# Objective
List each line of the data in which the string "text" appears.

# Data shown
** START **

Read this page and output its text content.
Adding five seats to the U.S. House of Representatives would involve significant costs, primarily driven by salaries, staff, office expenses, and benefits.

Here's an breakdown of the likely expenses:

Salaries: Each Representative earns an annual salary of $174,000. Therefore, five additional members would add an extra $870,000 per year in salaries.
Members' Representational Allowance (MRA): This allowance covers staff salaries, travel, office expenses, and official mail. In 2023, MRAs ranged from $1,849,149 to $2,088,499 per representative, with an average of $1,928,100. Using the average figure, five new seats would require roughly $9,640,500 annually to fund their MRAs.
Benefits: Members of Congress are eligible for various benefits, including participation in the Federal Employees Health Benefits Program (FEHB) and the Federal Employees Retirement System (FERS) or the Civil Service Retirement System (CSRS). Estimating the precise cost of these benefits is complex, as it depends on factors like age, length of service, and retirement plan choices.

** END **
** START **

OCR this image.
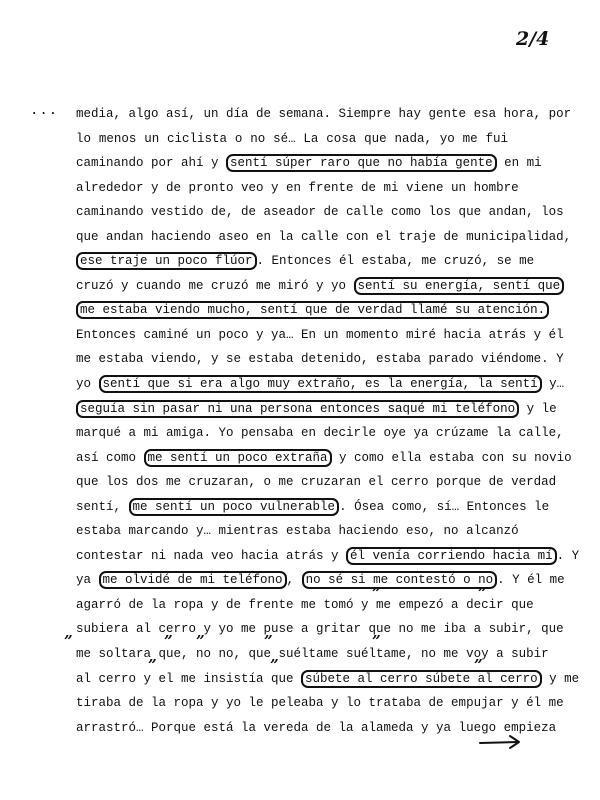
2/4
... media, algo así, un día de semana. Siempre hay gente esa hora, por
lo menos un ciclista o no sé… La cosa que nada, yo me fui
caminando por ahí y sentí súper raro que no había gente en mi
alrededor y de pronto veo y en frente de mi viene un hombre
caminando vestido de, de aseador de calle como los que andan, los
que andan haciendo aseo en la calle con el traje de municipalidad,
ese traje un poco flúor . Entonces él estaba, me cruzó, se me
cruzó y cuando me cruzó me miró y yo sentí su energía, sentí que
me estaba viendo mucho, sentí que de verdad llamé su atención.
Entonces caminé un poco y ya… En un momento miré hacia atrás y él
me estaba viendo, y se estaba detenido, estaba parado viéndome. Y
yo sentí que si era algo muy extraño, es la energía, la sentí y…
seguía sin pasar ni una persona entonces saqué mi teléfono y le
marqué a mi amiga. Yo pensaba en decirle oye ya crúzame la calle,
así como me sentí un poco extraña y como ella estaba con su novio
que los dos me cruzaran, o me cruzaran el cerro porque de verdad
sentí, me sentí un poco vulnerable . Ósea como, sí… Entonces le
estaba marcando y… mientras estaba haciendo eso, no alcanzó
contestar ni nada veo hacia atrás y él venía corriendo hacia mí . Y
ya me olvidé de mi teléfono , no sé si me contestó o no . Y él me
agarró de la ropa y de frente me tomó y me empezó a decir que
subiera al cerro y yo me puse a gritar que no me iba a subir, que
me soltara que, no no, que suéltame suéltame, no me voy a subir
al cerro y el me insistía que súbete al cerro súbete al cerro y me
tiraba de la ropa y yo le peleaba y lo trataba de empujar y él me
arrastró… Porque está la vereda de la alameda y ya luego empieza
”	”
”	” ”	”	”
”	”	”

** END **
** START **

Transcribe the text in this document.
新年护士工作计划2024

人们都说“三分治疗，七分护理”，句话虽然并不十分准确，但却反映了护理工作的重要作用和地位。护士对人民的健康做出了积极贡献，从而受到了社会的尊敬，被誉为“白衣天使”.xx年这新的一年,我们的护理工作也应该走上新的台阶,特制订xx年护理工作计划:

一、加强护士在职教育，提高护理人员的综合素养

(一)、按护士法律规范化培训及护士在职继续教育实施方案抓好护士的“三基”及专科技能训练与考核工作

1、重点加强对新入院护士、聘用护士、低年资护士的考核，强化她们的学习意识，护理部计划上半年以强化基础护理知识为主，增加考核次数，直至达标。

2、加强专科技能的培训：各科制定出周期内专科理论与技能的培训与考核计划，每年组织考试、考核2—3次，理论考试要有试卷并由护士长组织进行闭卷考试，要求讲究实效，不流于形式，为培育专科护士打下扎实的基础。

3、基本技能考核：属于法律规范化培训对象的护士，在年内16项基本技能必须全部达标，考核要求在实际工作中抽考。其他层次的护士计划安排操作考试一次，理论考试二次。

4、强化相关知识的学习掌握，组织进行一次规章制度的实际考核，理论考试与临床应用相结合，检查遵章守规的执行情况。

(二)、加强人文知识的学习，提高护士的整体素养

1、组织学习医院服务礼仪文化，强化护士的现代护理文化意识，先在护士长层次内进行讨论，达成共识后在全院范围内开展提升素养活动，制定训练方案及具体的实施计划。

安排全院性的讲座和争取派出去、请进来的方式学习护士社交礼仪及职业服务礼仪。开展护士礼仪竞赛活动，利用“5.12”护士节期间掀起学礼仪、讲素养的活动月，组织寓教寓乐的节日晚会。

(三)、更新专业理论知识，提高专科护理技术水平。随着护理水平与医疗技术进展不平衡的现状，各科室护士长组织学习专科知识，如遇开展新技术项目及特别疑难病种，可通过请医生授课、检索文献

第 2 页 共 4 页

** END **

# Final answer
Read this page and output its text content.
Transcribe the text in this document.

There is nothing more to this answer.